**Task to carry out**. Make an exact copy of the entries below with the pictures removed.

**Data extract**.
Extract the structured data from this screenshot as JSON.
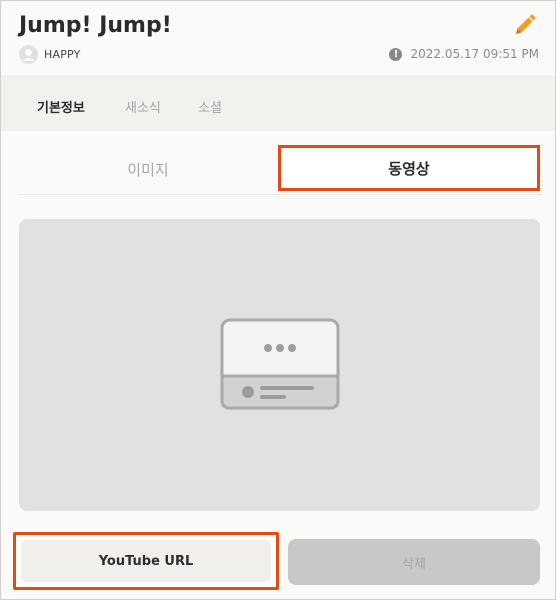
{
  "header": {
    "title": "Jump! Jump!",
    "username": "HAPPY",
    "datetime": "2022.05.17 09:51 PM",
    "edit_icon": "pencil-icon",
    "alert_icon": "exclamation-icon",
    "accent_color": "#f0a020"
  },
  "nav": {
    "items": [
      {
        "label": "기본정보",
        "active": true
      },
      {
        "label": "새소식",
        "active": false
      },
      {
        "label": "소셜",
        "active": false
      }
    ]
  },
  "tabs": [
    {
      "label": "이미지",
      "active": false
    },
    {
      "label": "동영상",
      "active": true
    }
  ],
  "preview": {
    "icon": "video-placeholder-icon"
  },
  "buttons": {
    "youtube_label": "YouTube URL",
    "delete_label": "삭제",
    "highlight_color": "#e44b12"
  }
}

**Answer**.
Extract the structured data from this screenshot as JSON.
{
  "header": {
    "title": "Jump! Jump!",
    "username": "HAPPY",
    "datetime": "2022.05.17 09:51 PM",
    "edit_icon": "pencil-icon",
    "alert_icon": "exclamation-icon",
    "accent_color": "#f0a020"
  },
  "nav": {
    "items": [
      {
        "label": "기본정보",
        "active": true
      },
      {
        "label": "새소식",
        "active": false
      },
      {
        "label": "소셜",
        "active": false
      }
    ]
  },
  "tabs": [
    {
      "label": "이미지",
      "active": false
    },
    {
      "label": "동영상",
      "active": true
    }
  ],
  "preview": {
    "icon": "video-placeholder-icon"
  },
  "buttons": {
    "youtube_label": "YouTube URL",
    "delete_label": "삭제",
    "highlight_color": "#e44b12"
  }
}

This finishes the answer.